-- BEGIN Exercise materials --

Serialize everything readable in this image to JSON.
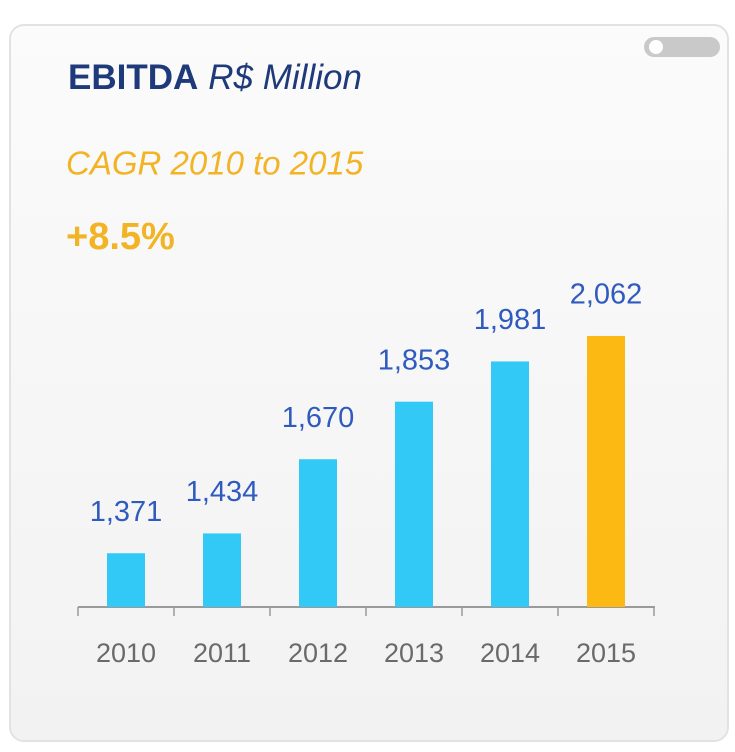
{
  "chart_data": {
    "type": "bar",
    "title": "EBITDA",
    "title_unit": "R$ Million",
    "annotations": [
      "CAGR 2010 to 2015",
      "+8.5%"
    ],
    "categories": [
      "2010",
      "2011",
      "2012",
      "2013",
      "2014",
      "2015"
    ],
    "values": [
      1371,
      1434,
      1670,
      1853,
      1981,
      2062
    ],
    "value_labels": [
      "1,371",
      "1,434",
      "1,670",
      "1,853",
      "1,981",
      "2,062"
    ],
    "colors": [
      "#33c9f7",
      "#33c9f7",
      "#33c9f7",
      "#33c9f7",
      "#33c9f7",
      "#fdb913"
    ],
    "ylim": [
      1200,
      2240
    ]
  }
}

-- END Exercise materials --

Exercise instructions: Output the records above exactly as they are, leaving out the pictures.

Written answer:
Serialize everything readable in this image to JSON.
{
  "chart_data": {
    "type": "bar",
    "title": "EBITDA",
    "title_unit": "R$ Million",
    "annotations": [
      "CAGR 2010 to 2015",
      "+8.5%"
    ],
    "categories": [
      "2010",
      "2011",
      "2012",
      "2013",
      "2014",
      "2015"
    ],
    "values": [
      1371,
      1434,
      1670,
      1853,
      1981,
      2062
    ],
    "value_labels": [
      "1,371",
      "1,434",
      "1,670",
      "1,853",
      "1,981",
      "2,062"
    ],
    "colors": [
      "#33c9f7",
      "#33c9f7",
      "#33c9f7",
      "#33c9f7",
      "#33c9f7",
      "#fdb913"
    ],
    "ylim": [
      1200,
      2240
    ]
  }
}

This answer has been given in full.